» **Instructions to follow**
Send back all the data below, exactly as given.

» **Data supplied**

***

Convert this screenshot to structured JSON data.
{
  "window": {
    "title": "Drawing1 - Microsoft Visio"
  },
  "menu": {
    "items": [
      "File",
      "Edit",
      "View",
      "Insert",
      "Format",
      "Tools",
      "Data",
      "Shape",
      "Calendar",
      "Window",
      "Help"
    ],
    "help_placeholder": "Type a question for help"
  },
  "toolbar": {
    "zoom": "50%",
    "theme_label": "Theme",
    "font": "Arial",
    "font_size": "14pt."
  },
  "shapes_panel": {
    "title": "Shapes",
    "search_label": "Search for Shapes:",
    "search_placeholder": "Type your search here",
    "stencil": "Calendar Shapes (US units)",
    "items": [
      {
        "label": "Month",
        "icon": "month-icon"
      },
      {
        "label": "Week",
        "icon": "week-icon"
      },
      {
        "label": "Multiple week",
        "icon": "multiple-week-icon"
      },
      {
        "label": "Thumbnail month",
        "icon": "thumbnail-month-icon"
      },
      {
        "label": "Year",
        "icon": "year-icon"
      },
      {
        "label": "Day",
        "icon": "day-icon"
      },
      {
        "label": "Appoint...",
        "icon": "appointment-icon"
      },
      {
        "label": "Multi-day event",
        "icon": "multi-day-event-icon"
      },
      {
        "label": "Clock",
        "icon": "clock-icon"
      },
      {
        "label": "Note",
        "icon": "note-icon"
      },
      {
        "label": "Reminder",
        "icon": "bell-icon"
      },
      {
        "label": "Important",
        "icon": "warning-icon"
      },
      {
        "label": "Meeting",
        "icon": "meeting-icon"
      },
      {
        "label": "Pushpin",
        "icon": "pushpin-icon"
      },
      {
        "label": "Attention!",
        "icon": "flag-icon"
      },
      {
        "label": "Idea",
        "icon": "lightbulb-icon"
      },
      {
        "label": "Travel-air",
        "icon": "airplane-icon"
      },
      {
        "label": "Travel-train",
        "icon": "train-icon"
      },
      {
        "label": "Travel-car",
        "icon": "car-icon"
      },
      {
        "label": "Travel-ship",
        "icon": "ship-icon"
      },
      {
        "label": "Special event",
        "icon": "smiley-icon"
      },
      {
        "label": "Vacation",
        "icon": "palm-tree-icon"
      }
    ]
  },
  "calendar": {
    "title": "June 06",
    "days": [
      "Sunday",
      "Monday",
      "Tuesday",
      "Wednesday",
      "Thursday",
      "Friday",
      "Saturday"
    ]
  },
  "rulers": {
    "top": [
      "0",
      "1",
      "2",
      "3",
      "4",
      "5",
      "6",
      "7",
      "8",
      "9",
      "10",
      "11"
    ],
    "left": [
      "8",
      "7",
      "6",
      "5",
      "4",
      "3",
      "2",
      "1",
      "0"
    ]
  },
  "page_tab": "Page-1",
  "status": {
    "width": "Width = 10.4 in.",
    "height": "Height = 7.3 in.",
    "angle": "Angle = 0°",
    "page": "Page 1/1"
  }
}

***

» **Written solution**
Convert this screenshot to structured JSON data.
{
  "window": {
    "title": "Drawing1 - Microsoft Visio"
  },
  "menu": {
    "items": [
      "File",
      "Edit",
      "View",
      "Insert",
      "Format",
      "Tools",
      "Data",
      "Shape",
      "Calendar",
      "Window",
      "Help"
    ],
    "help_placeholder": "Type a question for help"
  },
  "toolbar": {
    "zoom": "50%",
    "theme_label": "Theme",
    "font": "Arial",
    "font_size": "14pt."
  },
  "shapes_panel": {
    "title": "Shapes",
    "search_label": "Search for Shapes:",
    "search_placeholder": "Type your search here",
    "stencil": "Calendar Shapes (US units)",
    "items": [
      {
        "label": "Month",
        "icon": "month-icon"
      },
      {
        "label": "Week",
        "icon": "week-icon"
      },
      {
        "label": "Multiple week",
        "icon": "multiple-week-icon"
      },
      {
        "label": "Thumbnail month",
        "icon": "thumbnail-month-icon"
      },
      {
        "label": "Year",
        "icon": "year-icon"
      },
      {
        "label": "Day",
        "icon": "day-icon"
      },
      {
        "label": "Appoint...",
        "icon": "appointment-icon"
      },
      {
        "label": "Multi-day event",
        "icon": "multi-day-event-icon"
      },
      {
        "label": "Clock",
        "icon": "clock-icon"
      },
      {
        "label": "Note",
        "icon": "note-icon"
      },
      {
        "label": "Reminder",
        "icon": "bell-icon"
      },
      {
        "label": "Important",
        "icon": "warning-icon"
      },
      {
        "label": "Meeting",
        "icon": "meeting-icon"
      },
      {
        "label": "Pushpin",
        "icon": "pushpin-icon"
      },
      {
        "label": "Attention!",
        "icon": "flag-icon"
      },
      {
        "label": "Idea",
        "icon": "lightbulb-icon"
      },
      {
        "label": "Travel-air",
        "icon": "airplane-icon"
      },
      {
        "label": "Travel-train",
        "icon": "train-icon"
      },
      {
        "label": "Travel-car",
        "icon": "car-icon"
      },
      {
        "label": "Travel-ship",
        "icon": "ship-icon"
      },
      {
        "label": "Special event",
        "icon": "smiley-icon"
      },
      {
        "label": "Vacation",
        "icon": "palm-tree-icon"
      }
    ]
  },
  "calendar": {
    "title": "June 06",
    "days": [
      "Sunday",
      "Monday",
      "Tuesday",
      "Wednesday",
      "Thursday",
      "Friday",
      "Saturday"
    ]
  },
  "rulers": {
    "top": [
      "0",
      "1",
      "2",
      "3",
      "4",
      "5",
      "6",
      "7",
      "8",
      "9",
      "10",
      "11"
    ],
    "left": [
      "8",
      "7",
      "6",
      "5",
      "4",
      "3",
      "2",
      "1",
      "0"
    ]
  },
  "page_tab": "Page-1",
  "status": {
    "width": "Width = 10.4 in.",
    "height": "Height = 7.3 in.",
    "angle": "Angle = 0°",
    "page": "Page 1/1"
  }
}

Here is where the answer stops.